Stored entries:
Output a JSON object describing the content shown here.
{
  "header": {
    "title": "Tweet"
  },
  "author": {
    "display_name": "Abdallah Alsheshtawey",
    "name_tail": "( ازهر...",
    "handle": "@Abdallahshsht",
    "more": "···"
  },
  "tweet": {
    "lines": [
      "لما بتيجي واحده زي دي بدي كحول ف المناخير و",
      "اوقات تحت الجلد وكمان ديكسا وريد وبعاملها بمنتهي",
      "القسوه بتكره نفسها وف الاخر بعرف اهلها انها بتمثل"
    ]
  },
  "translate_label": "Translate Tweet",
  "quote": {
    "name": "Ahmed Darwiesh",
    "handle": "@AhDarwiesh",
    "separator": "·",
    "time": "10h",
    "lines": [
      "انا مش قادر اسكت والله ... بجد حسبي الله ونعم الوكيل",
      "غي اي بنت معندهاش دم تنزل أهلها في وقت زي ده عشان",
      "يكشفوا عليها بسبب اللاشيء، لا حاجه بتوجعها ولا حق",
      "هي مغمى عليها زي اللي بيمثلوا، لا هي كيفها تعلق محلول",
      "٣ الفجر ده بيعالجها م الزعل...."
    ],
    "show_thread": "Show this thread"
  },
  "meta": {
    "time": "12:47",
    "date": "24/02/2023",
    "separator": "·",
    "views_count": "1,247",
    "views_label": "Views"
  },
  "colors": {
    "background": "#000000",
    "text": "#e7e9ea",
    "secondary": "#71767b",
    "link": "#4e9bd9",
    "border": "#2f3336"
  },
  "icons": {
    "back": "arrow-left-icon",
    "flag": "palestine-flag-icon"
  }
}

Exercise aim: Look through the listing and extract every line with "handle" in it.

Solution below:
    "handle": "@Abdallahshsht",
    "handle": "@AhDarwiesh",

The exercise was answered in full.